**Exercise objective:**
Repeat the whole of the data, keeping every detail the same.
--
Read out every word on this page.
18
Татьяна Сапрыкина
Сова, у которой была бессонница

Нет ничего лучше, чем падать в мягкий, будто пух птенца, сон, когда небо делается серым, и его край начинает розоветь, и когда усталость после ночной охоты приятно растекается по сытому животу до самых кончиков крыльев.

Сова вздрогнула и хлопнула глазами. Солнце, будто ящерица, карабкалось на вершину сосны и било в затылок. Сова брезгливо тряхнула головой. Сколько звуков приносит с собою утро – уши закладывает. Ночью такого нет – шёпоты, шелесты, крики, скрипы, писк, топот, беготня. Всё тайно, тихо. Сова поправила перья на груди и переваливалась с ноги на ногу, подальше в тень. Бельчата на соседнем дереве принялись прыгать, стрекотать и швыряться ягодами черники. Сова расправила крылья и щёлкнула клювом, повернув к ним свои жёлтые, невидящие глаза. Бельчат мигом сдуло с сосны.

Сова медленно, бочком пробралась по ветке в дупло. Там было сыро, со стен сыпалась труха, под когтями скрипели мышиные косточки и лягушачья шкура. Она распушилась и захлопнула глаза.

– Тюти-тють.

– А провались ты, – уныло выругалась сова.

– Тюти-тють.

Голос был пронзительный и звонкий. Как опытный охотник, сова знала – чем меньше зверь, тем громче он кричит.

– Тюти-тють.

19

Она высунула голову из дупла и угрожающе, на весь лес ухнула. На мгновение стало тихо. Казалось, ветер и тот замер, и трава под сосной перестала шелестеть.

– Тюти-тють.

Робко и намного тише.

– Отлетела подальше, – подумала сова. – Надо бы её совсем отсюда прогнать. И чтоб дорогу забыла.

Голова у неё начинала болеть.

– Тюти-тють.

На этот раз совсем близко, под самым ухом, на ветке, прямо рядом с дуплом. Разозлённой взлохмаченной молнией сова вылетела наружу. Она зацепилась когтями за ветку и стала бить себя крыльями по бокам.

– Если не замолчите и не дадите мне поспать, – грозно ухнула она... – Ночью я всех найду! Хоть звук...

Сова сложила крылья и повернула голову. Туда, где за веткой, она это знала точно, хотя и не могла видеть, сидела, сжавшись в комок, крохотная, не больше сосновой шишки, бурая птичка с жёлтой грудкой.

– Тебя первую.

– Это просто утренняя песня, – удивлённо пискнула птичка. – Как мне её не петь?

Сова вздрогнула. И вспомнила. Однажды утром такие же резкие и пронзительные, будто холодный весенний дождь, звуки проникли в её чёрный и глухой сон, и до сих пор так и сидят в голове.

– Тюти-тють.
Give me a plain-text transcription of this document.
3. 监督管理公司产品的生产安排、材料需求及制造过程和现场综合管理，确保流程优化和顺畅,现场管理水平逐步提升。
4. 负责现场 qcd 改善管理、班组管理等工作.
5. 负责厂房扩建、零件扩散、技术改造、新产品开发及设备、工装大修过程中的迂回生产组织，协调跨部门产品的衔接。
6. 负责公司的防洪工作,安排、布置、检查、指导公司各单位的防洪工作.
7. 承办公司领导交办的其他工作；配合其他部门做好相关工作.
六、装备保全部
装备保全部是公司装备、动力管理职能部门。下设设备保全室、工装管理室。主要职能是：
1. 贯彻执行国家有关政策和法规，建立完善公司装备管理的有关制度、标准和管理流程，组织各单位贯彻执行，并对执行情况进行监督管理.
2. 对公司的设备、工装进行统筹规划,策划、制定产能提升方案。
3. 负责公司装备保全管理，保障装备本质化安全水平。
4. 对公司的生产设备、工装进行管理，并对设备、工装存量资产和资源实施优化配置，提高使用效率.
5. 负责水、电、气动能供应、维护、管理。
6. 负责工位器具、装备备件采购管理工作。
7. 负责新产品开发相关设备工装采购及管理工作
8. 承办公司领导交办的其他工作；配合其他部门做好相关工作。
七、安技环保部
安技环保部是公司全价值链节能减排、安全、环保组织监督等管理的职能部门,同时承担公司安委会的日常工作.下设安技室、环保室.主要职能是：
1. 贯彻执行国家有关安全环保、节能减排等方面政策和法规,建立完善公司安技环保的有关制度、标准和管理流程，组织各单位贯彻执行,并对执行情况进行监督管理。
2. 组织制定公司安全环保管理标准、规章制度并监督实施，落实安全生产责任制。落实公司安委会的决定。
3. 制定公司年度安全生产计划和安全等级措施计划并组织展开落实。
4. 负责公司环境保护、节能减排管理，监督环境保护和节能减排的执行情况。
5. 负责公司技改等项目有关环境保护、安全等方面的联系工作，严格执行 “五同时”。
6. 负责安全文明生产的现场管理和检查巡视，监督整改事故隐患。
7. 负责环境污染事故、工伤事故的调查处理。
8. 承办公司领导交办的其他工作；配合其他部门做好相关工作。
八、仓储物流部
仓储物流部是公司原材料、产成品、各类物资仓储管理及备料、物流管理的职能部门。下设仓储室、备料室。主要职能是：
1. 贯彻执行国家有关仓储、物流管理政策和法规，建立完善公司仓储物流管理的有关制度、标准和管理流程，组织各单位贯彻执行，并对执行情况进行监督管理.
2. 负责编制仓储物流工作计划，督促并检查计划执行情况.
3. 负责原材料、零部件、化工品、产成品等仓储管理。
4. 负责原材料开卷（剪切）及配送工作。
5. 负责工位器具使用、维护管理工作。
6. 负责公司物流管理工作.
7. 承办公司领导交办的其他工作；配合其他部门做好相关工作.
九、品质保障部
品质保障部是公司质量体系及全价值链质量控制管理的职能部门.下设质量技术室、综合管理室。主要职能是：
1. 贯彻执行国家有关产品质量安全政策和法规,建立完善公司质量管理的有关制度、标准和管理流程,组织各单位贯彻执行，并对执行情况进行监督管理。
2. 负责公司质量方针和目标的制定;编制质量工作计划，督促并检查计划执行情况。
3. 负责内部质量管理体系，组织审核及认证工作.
--
**Solved exercise:**
Read out every word on this page.
18
Татьяна Сапрыкина
Сова, у которой была бессонница

Нет ничего лучше, чем падать в мягкий, будто пух птенца, сон, когда небо делается серым, и его край начинает розоветь, и когда усталость после ночной охоты приятно растекается по сытому животу до самых кончиков крыльев.

Сова вздрогнула и хлопнула глазами. Солнце, будто ящерица, карабкалось на вершину сосны и било в затылок. Сова брезгливо тряхнула головой. Сколько звуков приносит с собою утро – уши закладывает. Ночью такого нет – шёпоты, шелесты, крики, скрипы, писк, топот, беготня. Всё тайно, тихо. Сова поправила перья на груди и переваливалась с ноги на ногу, подальше в тень. Бельчата на соседнем дереве принялись прыгать, стрекотать и швыряться ягодами черники. Сова расправила крылья и щёлкнула клювом, повернув к ним свои жёлтые, невидящие глаза. Бельчат мигом сдуло с сосны.

Сова медленно, бочком пробралась по ветке в дупло. Там было сыро, со стен сыпалась труха, под когтями скрипели мышиные косточки и лягушачья шкура. Она распушилась и захлопнула глаза.

– Тюти-тють.

– А провались ты, – уныло выругалась сова.

– Тюти-тють.

Голос был пронзительный и звонкий. Как опытный охотник, сова знала – чем меньше зверь, тем громче он кричит.

– Тюти-тють.

19

Она высунула голову из дупла и угрожающе, на весь лес ухнула. На мгновение стало тихо. Казалось, ветер и тот замер, и трава под сосной перестала шелестеть.

– Тюти-тють.

Робко и намного тише.

– Отлетела подальше, – подумала сова. – Надо бы её совсем отсюда прогнать. И чтоб дорогу забыла.

Голова у неё начинала болеть.

– Тюти-тють.

На этот раз совсем близко, под самым ухом, на ветке, прямо рядом с дуплом. Разозлённой взлохмаченной молнией сова вылетела наружу. Она зацепилась когтями за ветку и стала бить себя крыльями по бокам.

– Если не замолчите и не дадите мне поспать, – грозно ухнула она... – Ночью я всех найду! Хоть звук...

Сова сложила крылья и повернула голову. Туда, где за веткой, она это знала точно, хотя и не могла видеть, сидела, сжавшись в комок, крохотная, не больше сосновой шишки, бурая птичка с жёлтой грудкой.

– Тебя первую.

– Это просто утренняя песня, – удивлённо пискнула птичка. – Как мне её не петь?

Сова вздрогнула. И вспомнила. Однажды утром такие же резкие и пронзительные, будто холодный весенний дождь, звуки проникли в её чёрный и глухой сон, и до сих пор так и сидят в голове.

– Тюти-тють.
Give me a plain-text transcription of this document.
3. 监督管理公司产品的生产安排、材料需求及制造过程和现场综合管理，确保流程优化和顺畅,现场管理水平逐步提升。
4. 负责现场 qcd 改善管理、班组管理等工作.
5. 负责厂房扩建、零件扩散、技术改造、新产品开发及设备、工装大修过程中的迂回生产组织，协调跨部门产品的衔接。
6. 负责公司的防洪工作,安排、布置、检查、指导公司各单位的防洪工作.
7. 承办公司领导交办的其他工作；配合其他部门做好相关工作.
六、装备保全部
装备保全部是公司装备、动力管理职能部门。下设设备保全室、工装管理室。主要职能是：
1. 贯彻执行国家有关政策和法规，建立完善公司装备管理的有关制度、标准和管理流程，组织各单位贯彻执行，并对执行情况进行监督管理.
2. 对公司的设备、工装进行统筹规划,策划、制定产能提升方案。
3. 负责公司装备保全管理，保障装备本质化安全水平。
4. 对公司的生产设备、工装进行管理，并对设备、工装存量资产和资源实施优化配置，提高使用效率.
5. 负责水、电、气动能供应、维护、管理。
6. 负责工位器具、装备备件采购管理工作。
7. 负责新产品开发相关设备工装采购及管理工作
8. 承办公司领导交办的其他工作；配合其他部门做好相关工作。
七、安技环保部
安技环保部是公司全价值链节能减排、安全、环保组织监督等管理的职能部门,同时承担公司安委会的日常工作.下设安技室、环保室.主要职能是：
1. 贯彻执行国家有关安全环保、节能减排等方面政策和法规,建立完善公司安技环保的有关制度、标准和管理流程，组织各单位贯彻执行,并对执行情况进行监督管理。
2. 组织制定公司安全环保管理标准、规章制度并监督实施，落实安全生产责任制。落实公司安委会的决定。
3. 制定公司年度安全生产计划和安全等级措施计划并组织展开落实。
4. 负责公司环境保护、节能减排管理，监督环境保护和节能减排的执行情况。
5. 负责公司技改等项目有关环境保护、安全等方面的联系工作，严格执行 “五同时”。
6. 负责安全文明生产的现场管理和检查巡视，监督整改事故隐患。
7. 负责环境污染事故、工伤事故的调查处理。
8. 承办公司领导交办的其他工作；配合其他部门做好相关工作。
八、仓储物流部
仓储物流部是公司原材料、产成品、各类物资仓储管理及备料、物流管理的职能部门。下设仓储室、备料室。主要职能是：
1. 贯彻执行国家有关仓储、物流管理政策和法规，建立完善公司仓储物流管理的有关制度、标准和管理流程，组织各单位贯彻执行，并对执行情况进行监督管理.
2. 负责编制仓储物流工作计划，督促并检查计划执行情况.
3. 负责原材料、零部件、化工品、产成品等仓储管理。
4. 负责原材料开卷（剪切）及配送工作。
5. 负责工位器具使用、维护管理工作。
6. 负责公司物流管理工作.
7. 承办公司领导交办的其他工作；配合其他部门做好相关工作.
九、品质保障部
品质保障部是公司质量体系及全价值链质量控制管理的职能部门.下设质量技术室、综合管理室。主要职能是：
1. 贯彻执行国家有关产品质量安全政策和法规,建立完善公司质量管理的有关制度、标准和管理流程,组织各单位贯彻执行，并对执行情况进行监督管理。
2. 负责公司质量方针和目标的制定;编制质量工作计划，督促并检查计划执行情况。
3. 负责内部质量管理体系，组织审核及认证工作.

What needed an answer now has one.